Kim’s Convenience (2016–21) is a CBC TV sitcom about a Korean Canadian family that runs a convenience store in Toronto. Based on a 2011 play by Ins Choi, it was the first Canadian comedy series to star a primarily Asian Canadian cast. The acclaimed comedy explores the generational tension between immigrant parents and their Canadian-born children and was inspired by Choi’s experience growing up in a Korean family in Toronto. The show was an instant hit when it premiered on CBC in fall 2016; its first season averaged 933,000 viewers per episode. The series won eight Canadian Screen Awards, including Best Comedy Series in 2018. It also gained an international audience that year when it was made available on Netflix.
The convenience store used for exterior shots, on Queen St. East in Toronto. (courtesy booledozer/flickr)
Synopsis
Mr. and Mrs. Kim, or “Appa” and “Umma” (Paul Sun-Hyung Lee and Jean Yoon), own and operate a convenience store called Kim’s Convenience. They opened the store after they immigrated to Toronto from South Korea, where Mr. Kim was a teacher. Cantankerous and opinionated, Mr. Kim has a difficult relationship with his estranged son, Jung (Simu Liu), who ran away from home as a teenager and now works at a car rental shop with his friend and roommate, Kimchee (Andrew Phung), and his manager, Shannon (Nicole Power).

*Task 1*
Repeat the entries word for word, starting with the first one and stopping after the line that contains "x-axis-label: 35 bbox=[589, 414, 601, 426]".

Items in a dataset:
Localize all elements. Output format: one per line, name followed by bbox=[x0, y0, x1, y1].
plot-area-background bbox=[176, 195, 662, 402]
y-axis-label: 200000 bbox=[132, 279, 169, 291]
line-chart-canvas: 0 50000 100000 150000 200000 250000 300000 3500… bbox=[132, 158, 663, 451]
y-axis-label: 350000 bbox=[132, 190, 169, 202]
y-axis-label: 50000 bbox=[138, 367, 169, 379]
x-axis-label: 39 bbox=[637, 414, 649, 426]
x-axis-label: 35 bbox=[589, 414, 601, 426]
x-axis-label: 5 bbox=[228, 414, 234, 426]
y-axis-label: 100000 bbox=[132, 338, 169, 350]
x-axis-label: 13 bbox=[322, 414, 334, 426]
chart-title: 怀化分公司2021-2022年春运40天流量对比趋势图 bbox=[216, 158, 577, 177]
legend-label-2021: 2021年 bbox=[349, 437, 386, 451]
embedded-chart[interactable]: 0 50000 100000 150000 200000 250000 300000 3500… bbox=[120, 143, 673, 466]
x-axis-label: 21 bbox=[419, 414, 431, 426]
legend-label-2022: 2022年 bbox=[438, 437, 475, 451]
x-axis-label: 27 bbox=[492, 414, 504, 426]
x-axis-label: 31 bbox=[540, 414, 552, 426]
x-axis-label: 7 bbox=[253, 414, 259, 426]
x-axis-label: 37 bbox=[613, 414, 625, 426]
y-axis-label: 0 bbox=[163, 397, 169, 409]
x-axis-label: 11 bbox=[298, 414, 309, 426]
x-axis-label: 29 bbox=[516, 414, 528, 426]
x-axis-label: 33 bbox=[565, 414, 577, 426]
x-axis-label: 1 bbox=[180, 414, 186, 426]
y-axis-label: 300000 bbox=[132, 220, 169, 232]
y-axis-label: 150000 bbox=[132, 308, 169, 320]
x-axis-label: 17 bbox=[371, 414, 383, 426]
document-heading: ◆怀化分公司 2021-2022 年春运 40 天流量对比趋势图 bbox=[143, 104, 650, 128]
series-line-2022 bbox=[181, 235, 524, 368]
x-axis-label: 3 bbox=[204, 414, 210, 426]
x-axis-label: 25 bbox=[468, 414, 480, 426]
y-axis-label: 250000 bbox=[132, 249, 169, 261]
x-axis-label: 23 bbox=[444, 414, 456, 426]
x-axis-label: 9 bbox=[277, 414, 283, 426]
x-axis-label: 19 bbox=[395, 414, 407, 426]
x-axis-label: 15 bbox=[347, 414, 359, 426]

*Task 2*
Transcribe the text on Kim's Convenience word for word, beginning at the words "Kim’s Convenience (2016–21)" and ending after "Toronto. (courtesy booledozer/flickr)".

*Full response 1*
Localize all elements. Output format: one per line, name followed by bbox=[x0, y0, x1, y1].
plot-area-background bbox=[176, 195, 662, 402]
y-axis-label: 200000 bbox=[132, 279, 169, 291]
line-chart-canvas: 0 50000 100000 150000 200000 250000 300000 3500… bbox=[132, 158, 663, 451]
y-axis-label: 350000 bbox=[132, 190, 169, 202]
y-axis-label: 50000 bbox=[138, 367, 169, 379]
x-axis-label: 39 bbox=[637, 414, 649, 426]
x-axis-label: 35 bbox=[589, 414, 601, 426]

*Full response 2*
Kim’s Convenience (2016–21) is a CBC TV sitcom about a Korean Canadian family that runs a convenience store in Toronto. Based on a 2011 play by Ins Choi, it was the first Canadian comedy series to star a primarily Asian Canadian cast. The acclaimed comedy explores the generational tension between immigrant parents and their Canadian-born children and was inspired by Choi’s experience growing up in a Korean family in Toronto. The show was an instant hit when it premiered on CBC in fall 2016; its first season averaged 933,000 viewers per episode. The series won eight Canadian Screen Awards, including Best Comedy Series in 2018. It also gained an international audience that year when it was made available on Netflix.
The convenience store used for exterior shots, on Queen St. East in Toronto. (courtesy booledozer/flickr)